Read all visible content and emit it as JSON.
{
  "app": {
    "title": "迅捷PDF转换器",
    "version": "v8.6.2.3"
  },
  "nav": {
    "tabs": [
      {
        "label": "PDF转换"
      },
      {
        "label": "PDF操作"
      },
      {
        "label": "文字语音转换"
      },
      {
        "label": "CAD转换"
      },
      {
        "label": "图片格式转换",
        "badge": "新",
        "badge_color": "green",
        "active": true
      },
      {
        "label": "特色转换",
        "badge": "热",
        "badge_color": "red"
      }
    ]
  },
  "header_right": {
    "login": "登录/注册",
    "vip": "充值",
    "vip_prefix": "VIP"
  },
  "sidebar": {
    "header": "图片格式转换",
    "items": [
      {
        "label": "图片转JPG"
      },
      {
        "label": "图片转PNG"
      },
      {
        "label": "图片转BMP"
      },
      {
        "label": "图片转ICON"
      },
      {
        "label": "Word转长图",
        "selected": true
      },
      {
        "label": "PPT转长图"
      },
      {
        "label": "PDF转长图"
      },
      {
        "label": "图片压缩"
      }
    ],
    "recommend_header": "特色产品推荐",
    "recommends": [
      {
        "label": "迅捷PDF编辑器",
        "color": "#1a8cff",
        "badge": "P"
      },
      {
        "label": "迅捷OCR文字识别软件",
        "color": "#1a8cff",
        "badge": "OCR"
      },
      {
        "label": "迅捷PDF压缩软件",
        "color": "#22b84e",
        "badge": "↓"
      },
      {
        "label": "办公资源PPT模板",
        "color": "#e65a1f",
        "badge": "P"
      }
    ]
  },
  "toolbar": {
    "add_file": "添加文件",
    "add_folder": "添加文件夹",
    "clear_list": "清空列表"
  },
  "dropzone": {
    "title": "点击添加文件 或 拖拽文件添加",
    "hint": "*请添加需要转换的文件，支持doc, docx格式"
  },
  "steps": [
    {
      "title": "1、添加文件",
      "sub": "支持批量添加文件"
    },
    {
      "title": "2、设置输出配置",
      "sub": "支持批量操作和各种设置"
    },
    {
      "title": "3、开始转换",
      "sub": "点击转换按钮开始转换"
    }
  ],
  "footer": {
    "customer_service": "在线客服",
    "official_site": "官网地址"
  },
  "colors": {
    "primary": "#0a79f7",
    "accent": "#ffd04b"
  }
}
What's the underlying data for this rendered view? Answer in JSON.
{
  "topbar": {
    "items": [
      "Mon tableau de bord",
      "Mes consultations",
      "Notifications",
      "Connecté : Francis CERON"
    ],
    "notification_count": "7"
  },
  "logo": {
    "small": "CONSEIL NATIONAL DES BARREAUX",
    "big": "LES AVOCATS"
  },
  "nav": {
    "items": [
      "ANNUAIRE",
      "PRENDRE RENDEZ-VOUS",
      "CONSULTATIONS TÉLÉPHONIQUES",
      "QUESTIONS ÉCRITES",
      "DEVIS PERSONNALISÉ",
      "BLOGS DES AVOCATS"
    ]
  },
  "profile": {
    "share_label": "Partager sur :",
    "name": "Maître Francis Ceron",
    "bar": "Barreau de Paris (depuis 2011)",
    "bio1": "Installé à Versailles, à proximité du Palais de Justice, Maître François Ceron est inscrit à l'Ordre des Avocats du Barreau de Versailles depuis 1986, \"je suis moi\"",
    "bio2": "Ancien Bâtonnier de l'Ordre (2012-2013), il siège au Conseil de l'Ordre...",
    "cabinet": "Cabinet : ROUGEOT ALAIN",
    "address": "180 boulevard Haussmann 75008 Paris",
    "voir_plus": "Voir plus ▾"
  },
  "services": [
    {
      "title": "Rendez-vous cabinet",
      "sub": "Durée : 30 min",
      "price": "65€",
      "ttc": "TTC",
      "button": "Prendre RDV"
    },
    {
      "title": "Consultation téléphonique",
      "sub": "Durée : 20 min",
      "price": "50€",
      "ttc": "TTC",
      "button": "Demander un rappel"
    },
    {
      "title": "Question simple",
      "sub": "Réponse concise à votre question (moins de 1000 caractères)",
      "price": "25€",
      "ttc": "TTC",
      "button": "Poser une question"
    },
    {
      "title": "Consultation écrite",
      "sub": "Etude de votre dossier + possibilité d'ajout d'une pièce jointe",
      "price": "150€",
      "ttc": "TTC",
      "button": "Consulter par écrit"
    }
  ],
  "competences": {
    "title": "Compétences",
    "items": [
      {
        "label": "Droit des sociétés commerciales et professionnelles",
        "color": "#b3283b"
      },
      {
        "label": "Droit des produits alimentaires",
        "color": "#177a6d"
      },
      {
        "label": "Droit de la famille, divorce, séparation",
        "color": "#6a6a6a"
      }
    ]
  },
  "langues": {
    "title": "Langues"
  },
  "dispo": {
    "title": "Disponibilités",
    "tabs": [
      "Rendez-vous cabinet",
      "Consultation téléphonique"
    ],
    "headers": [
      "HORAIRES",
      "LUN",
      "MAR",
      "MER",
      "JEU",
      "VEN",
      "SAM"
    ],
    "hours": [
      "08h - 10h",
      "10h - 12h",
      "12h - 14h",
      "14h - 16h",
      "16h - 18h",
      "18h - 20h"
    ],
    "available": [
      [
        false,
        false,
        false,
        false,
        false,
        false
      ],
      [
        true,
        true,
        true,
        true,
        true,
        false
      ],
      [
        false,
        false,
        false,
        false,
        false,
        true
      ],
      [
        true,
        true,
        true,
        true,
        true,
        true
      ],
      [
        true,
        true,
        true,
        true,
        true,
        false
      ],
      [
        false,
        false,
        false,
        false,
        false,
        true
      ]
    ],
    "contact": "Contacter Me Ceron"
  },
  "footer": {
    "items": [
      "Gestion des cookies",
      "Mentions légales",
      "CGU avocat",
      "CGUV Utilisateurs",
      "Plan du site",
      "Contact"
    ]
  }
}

________________

GOAL: Return every line of the preceding records in which the word "Droit" appears.

WRITTEN RESPONSE:
        "label": "Droit des sociétés commerciales et professionnelles",
        "label": "Droit des produits alimentaires",
        "label": "Droit de la famille, divorce, séparation",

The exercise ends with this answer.